| WHAT THE TASK REQUIRES |
Rewrite the rows below as a Markdown table with the columns "No." and "Line", numbering each line and skipping blank lines. Leave the pictures out of the table.

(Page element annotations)
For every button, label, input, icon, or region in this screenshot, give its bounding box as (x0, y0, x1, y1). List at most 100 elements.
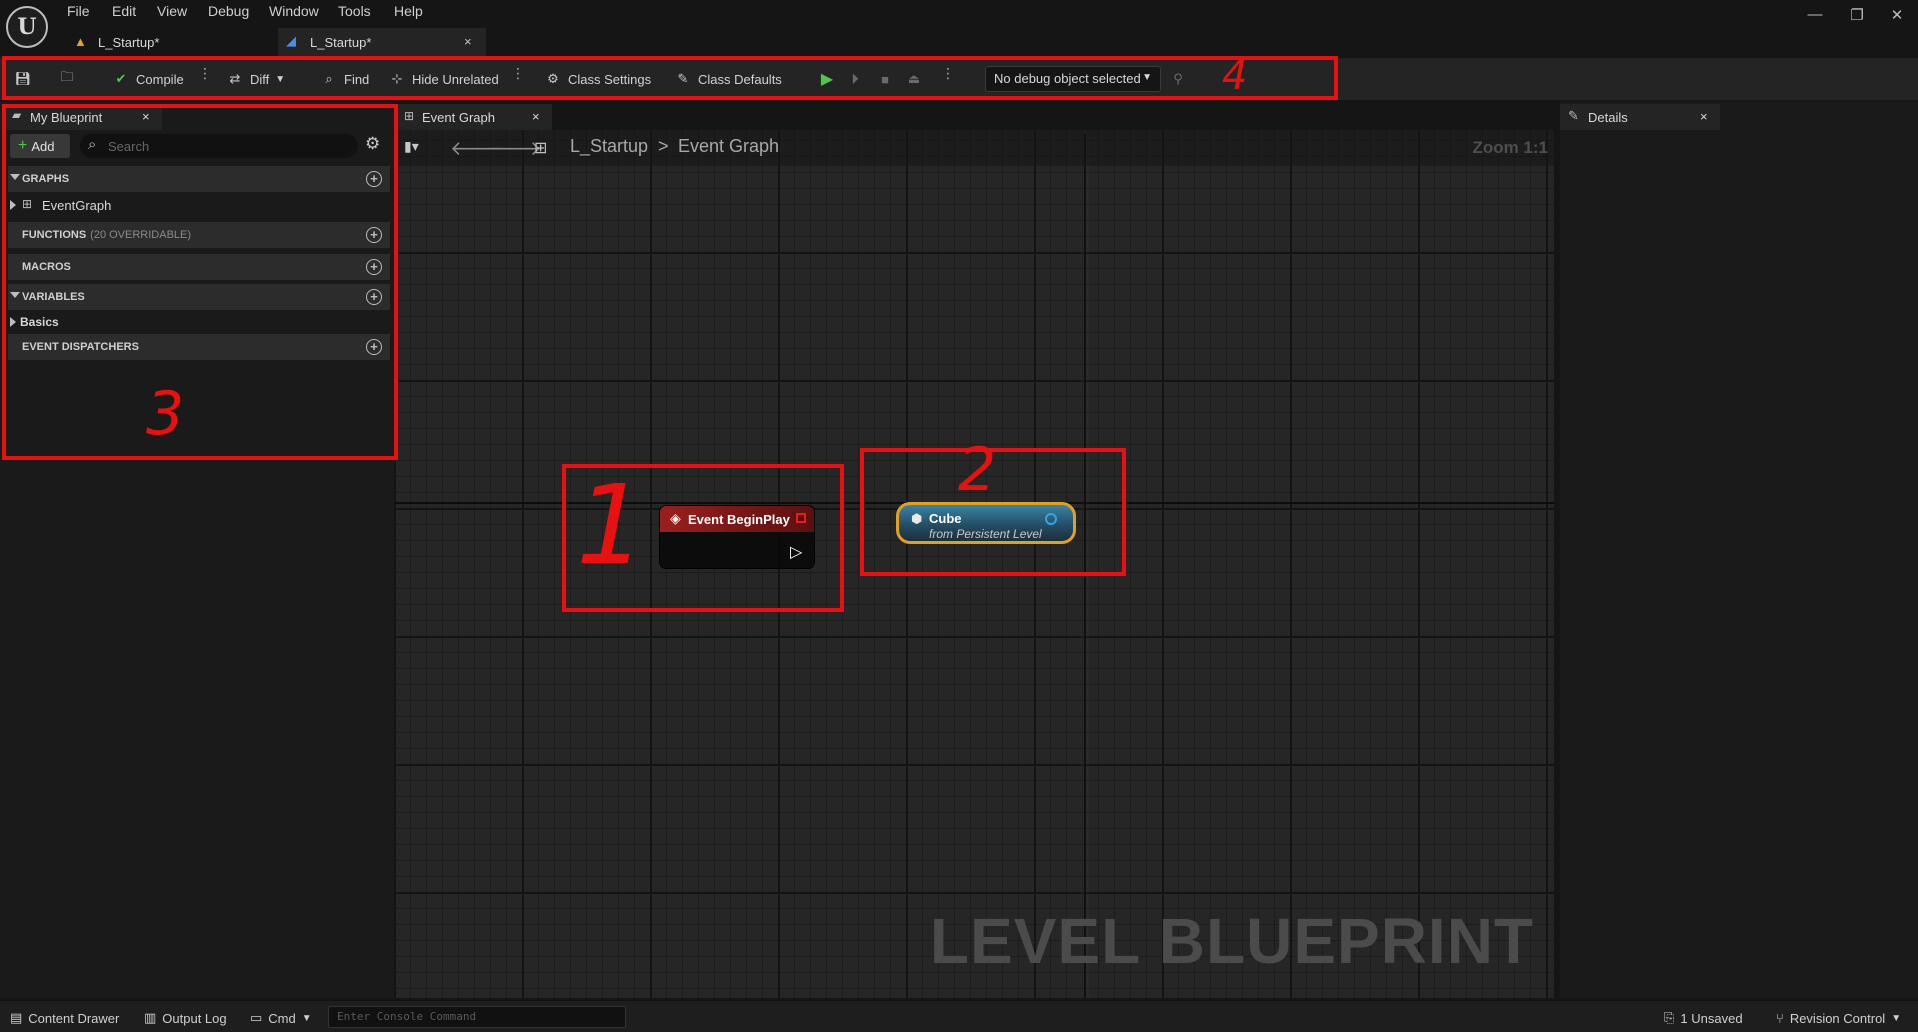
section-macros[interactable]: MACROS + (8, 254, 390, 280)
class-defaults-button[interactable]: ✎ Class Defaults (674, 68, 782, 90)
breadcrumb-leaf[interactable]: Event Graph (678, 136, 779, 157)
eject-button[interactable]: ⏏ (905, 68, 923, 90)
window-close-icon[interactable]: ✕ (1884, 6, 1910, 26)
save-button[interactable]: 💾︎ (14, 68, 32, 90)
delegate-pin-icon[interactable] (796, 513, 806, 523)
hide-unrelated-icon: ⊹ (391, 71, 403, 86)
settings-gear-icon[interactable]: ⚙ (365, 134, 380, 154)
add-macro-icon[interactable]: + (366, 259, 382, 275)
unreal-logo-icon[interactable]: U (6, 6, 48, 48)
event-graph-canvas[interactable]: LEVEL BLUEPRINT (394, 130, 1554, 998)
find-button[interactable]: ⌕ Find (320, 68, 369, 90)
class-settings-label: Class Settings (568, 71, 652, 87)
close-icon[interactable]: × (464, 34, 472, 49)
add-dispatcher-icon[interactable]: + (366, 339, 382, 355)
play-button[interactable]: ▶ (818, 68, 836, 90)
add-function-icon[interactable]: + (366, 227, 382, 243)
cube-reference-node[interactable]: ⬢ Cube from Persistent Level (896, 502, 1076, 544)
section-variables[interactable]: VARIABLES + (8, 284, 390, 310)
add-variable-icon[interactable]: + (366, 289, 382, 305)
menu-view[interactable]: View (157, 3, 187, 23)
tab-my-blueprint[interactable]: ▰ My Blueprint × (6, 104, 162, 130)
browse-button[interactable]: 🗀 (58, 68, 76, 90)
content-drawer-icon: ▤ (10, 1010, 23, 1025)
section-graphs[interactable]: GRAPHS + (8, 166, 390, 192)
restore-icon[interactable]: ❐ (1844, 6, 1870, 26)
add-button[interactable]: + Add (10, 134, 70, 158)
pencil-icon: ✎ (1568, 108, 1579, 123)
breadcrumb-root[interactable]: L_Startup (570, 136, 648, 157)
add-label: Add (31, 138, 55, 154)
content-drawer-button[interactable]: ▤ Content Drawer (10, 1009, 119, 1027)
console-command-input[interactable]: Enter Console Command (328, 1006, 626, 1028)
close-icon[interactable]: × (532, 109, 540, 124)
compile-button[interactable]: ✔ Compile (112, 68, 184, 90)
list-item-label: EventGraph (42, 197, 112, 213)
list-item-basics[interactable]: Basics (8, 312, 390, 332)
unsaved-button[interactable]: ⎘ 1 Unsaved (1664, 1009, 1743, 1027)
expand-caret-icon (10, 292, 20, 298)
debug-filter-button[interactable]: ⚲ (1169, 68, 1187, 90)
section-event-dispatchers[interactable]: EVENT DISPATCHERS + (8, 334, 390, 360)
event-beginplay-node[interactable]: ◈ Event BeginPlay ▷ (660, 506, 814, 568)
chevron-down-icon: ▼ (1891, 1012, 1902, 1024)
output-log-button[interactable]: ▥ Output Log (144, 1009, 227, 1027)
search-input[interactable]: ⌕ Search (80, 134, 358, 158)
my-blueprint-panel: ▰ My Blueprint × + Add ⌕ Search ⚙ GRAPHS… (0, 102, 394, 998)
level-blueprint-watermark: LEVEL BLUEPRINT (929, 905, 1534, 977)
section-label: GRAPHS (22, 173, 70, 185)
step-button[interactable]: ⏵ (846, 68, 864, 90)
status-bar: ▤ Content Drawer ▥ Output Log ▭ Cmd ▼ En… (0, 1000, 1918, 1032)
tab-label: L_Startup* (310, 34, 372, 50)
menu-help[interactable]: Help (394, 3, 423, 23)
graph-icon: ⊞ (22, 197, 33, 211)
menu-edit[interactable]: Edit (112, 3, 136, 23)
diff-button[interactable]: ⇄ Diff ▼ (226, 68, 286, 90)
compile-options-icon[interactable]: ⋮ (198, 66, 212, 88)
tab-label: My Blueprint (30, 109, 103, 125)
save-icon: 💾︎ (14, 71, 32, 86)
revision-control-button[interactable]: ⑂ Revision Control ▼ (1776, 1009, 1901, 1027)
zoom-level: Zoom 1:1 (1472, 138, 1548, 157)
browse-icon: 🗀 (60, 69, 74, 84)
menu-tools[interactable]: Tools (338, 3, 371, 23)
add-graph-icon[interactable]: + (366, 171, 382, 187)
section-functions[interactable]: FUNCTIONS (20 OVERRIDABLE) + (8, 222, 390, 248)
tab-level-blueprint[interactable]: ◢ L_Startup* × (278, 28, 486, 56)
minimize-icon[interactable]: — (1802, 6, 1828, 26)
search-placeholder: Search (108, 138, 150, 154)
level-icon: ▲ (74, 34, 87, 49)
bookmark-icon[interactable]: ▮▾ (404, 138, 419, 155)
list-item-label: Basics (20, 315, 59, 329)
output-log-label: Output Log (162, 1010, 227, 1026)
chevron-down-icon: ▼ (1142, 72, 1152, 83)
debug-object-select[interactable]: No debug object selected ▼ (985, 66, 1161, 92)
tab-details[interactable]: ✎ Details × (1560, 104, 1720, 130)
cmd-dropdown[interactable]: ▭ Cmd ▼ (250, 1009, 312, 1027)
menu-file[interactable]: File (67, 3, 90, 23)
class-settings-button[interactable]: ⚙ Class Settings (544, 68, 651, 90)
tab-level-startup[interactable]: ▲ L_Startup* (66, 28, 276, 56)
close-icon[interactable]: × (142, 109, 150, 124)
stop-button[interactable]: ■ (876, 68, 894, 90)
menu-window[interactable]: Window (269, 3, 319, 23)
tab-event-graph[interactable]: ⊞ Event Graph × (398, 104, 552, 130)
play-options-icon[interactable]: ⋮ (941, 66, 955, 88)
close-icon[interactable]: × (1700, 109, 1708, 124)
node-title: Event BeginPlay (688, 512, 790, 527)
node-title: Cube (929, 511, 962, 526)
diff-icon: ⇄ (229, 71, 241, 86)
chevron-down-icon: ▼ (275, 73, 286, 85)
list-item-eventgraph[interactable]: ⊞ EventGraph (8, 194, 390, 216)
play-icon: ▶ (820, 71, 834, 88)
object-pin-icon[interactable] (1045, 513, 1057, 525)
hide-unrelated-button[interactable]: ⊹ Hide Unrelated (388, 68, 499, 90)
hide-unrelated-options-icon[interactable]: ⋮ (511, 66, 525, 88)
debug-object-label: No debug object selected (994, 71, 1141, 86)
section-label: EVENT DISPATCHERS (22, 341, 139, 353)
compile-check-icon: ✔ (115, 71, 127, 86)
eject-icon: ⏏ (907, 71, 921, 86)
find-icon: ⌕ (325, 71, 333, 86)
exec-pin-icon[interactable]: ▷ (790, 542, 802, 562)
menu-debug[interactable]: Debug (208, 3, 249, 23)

| COMPLETED TASK |
| No. | Line |
|---|---|
| 1 | For every button, label, input, icon, or region in this screenshot, give its bounding box as (x0, y0, x1, y1). List at most 100 elements. |
| 2 | section-macros[interactable]: MACROS + (8, 254, 390, 280) |
| 3 | class-defaults-button[interactable]: ✎ Class Defaults (674, 68, 782, 90) |
| 4 | breadcrumb-leaf[interactable]: Event Graph (678, 136, 779, 157) |
| 5 | eject-button[interactable]: ⏏ (905, 68, 923, 90) |
| 6 | window-close-icon[interactable]: ✕ (1884, 6, 1910, 26) |
| 7 | save-button[interactable]: 💾︎ (14, 68, 32, 90) |
| 8 | delegate-pin-icon[interactable] (796, 513, 806, 523) |
| 9 | hide-unrelated-icon: ⊹ (391, 71, 403, 86) |
| 10 | settings-gear-icon[interactable]: ⚙ (365, 134, 380, 154) |
| 11 | add-macro-icon[interactable]: + (366, 259, 382, 275) |
| 12 | unreal-logo-icon[interactable]: U (6, 6, 48, 48) |
| 13 | event-graph-canvas[interactable]: LEVEL BLUEPRINT (394, 130, 1554, 998) |
| 14 | find-button[interactable]: ⌕ Find (320, 68, 369, 90) |
| 15 | class-settings-label: Class Settings (568, 71, 652, 87) |
| 16 | close-icon[interactable]: × (464, 34, 472, 49) |
| 17 | add-dispatcher-icon[interactable]: + (366, 339, 382, 355) |
| 18 | play-button[interactable]: ▶ (818, 68, 836, 90) |
| 19 | add-function-icon[interactable]: + (366, 227, 382, 243) |
| 20 | cube-reference-node[interactable]: ⬢ Cube from Persistent Level (896, 502, 1076, 544) |
| 21 | section-variables[interactable]: VARIABLES + (8, 284, 390, 310) |
| 22 | add-variable-icon[interactable]: + (366, 289, 382, 305) |
| 23 | menu-view[interactable]: View (157, 3, 187, 23) |
| 24 | tab-my-blueprint[interactable]: ▰ My Blueprint × (6, 104, 162, 130) |
| 25 | browse-button[interactable]: 🗀 (58, 68, 76, 90) |
| 26 | content-drawer-icon: ▤ (10, 1010, 23, 1025) |
| 27 | section-graphs[interactable]: GRAPHS + (8, 166, 390, 192) |
| 28 | restore-icon[interactable]: ❐ (1844, 6, 1870, 26) |
| 29 | add-button[interactable]: + Add (10, 134, 70, 158) |
| 30 | pencil-icon: ✎ (1568, 108, 1579, 123) |
| 31 | breadcrumb-root[interactable]: L_Startup (570, 136, 648, 157) |
| 32 | add-label: Add (31, 138, 55, 154) |
| 33 | content-drawer-button[interactable]: ▤ Content Drawer (10, 1009, 119, 1027) |
| 34 | console-command-input[interactable]: Enter Console Command (328, 1006, 626, 1028) |
| 35 | close-icon[interactable]: × (532, 109, 540, 124) |
| 36 | compile-button[interactable]: ✔ Compile (112, 68, 184, 90) |
| 37 | list-item-label: EventGraph (42, 197, 112, 213) |
| 38 | list-item-basics[interactable]: Basics (8, 312, 390, 332) |
| 39 | unsaved-button[interactable]: ⎘ 1 Unsaved (1664, 1009, 1743, 1027) |
| 40 | expand-caret-icon (10, 292, 20, 298) |
| 41 | debug-filter-button[interactable]: ⚲ (1169, 68, 1187, 90) |
| 42 | section-event-dispatchers[interactable]: EVENT DISPATCHERS + (8, 334, 390, 360) |
| 43 | event-beginplay-node[interactable]: ◈ Event BeginPlay ▷ (660, 506, 814, 568) |
| 44 | chevron-down-icon: ▼ (1891, 1012, 1902, 1024) |
| 45 | output-log-button[interactable]: ▥ Output Log (144, 1009, 227, 1027) |
| 46 | search-input[interactable]: ⌕ Search (80, 134, 358, 158) |
| 47 | my-blueprint-panel: ▰ My Blueprint × + Add ⌕ Search ⚙ GRAPHS… (0, 102, 394, 998) |
| 48 | level-blueprint-watermark: LEVEL BLUEPRINT (929, 905, 1534, 977) |
| 49 | section-label: GRAPHS (22, 173, 70, 185) |
| 50 | step-button[interactable]: ⏵ (846, 68, 864, 90) |
| 51 | status-bar: ▤ Content Drawer ▥ Output Log ▭ Cmd ▼ En… (0, 1000, 1918, 1032) |
| 52 | tab-label: L_Startup* (310, 34, 372, 50) |
| 53 | menu-help[interactable]: Help (394, 3, 423, 23) |
| 54 | graph-icon: ⊞ (22, 197, 33, 211) |
| 55 | menu-edit[interactable]: Edit (112, 3, 136, 23) |
| 56 | diff-button[interactable]: ⇄ Diff ▼ (226, 68, 286, 90) |
| 57 | compile-options-icon[interactable]: ⋮ (198, 66, 212, 88) |
| 58 | tab-label: My Blueprint (30, 109, 103, 125) |
| 59 | save-icon: 💾︎ (14, 71, 32, 86) |
| 60 | revision-control-button[interactable]: ⑂ Revision Control ▼ (1776, 1009, 1901, 1027) |
| 61 | zoom-level: Zoom 1:1 (1472, 138, 1548, 157) |
| 62 | browse-icon: 🗀 (60, 69, 74, 84) |
| 63 | menu-tools[interactable]: Tools (338, 3, 371, 23) |
| 64 | add-graph-icon[interactable]: + (366, 171, 382, 187) |
| 65 | section-functions[interactable]: FUNCTIONS (20 OVERRIDABLE) + (8, 222, 390, 248) |
| 66 | tab-level-blueprint[interactable]: ◢ L_Startup* × (278, 28, 486, 56) |
| 67 | minimize-icon[interactable]: — (1802, 6, 1828, 26) |
| 68 | search-placeholder: Search (108, 138, 150, 154) |
| 69 | level-icon: ▲ (74, 34, 87, 49) |
| 70 | bookmark-icon[interactable]: ▮▾ (404, 138, 419, 155) |
| 71 | list-item-label: Basics (20, 315, 59, 329) |
| 72 | output-log-label: Output Log (162, 1010, 227, 1026) |
| 73 | chevron-down-icon: ▼ (1142, 72, 1152, 83) |
| 74 | debug-object-select[interactable]: No debug object selected ▼ (985, 66, 1161, 92) |
| 75 | tab-details[interactable]: ✎ Details × (1560, 104, 1720, 130) |
| 76 | cmd-dropdown[interactable]: ▭ Cmd ▼ (250, 1009, 312, 1027) |
| 77 | menu-file[interactable]: File (67, 3, 90, 23) |
| 78 | class-settings-button[interactable]: ⚙ Class Settings (544, 68, 651, 90) |
| 79 | tab-level-startup[interactable]: ▲ L_Startup* (66, 28, 276, 56) |
| 80 | close-icon[interactable]: × (142, 109, 150, 124) |
| 81 | stop-button[interactable]: ■ (876, 68, 894, 90) |
| 82 | menu-window[interactable]: Window (269, 3, 319, 23) |
| 83 | tab-event-graph[interactable]: ⊞ Event Graph × (398, 104, 552, 130) |
| 84 | play-options-icon[interactable]: ⋮ (941, 66, 955, 88) |
| 85 | close-icon[interactable]: × (1700, 109, 1708, 124) |
| 86 | node-title: Event BeginPlay (688, 512, 790, 527) |
| 87 | node-title: Cube (929, 511, 962, 526) |
| 88 | diff-icon: ⇄ (229, 71, 241, 86) |
| 89 | chevron-down-icon: ▼ (275, 73, 286, 85) |
| 90 | list-item-eventgraph[interactable]: ⊞ EventGraph (8, 194, 390, 216) |
| 91 | play-icon: ▶ (820, 71, 834, 88) |
| 92 | object-pin-icon[interactable] (1045, 513, 1057, 525) |
| 93 | hide-unrelated-button[interactable]: ⊹ Hide Unrelated (388, 68, 499, 90) |
| 94 | hide-unrelated-options-icon[interactable]: ⋮ (511, 66, 525, 88) |
| 95 | debug-object-label: No debug object selected (994, 71, 1141, 86) |
| 96 | section-label: EVENT DISPATCHERS (22, 341, 139, 353) |
| 97 | compile-check-icon: ✔ (115, 71, 127, 86) |
| 98 | eject-icon: ⏏ (907, 71, 921, 86) |
| 99 | find-icon: ⌕ (325, 71, 333, 86) |
| 100 | exec-pin-icon[interactable]: ▷ (790, 542, 802, 562) |
| 101 | menu-debug[interactable]: Debug (208, 3, 249, 23) |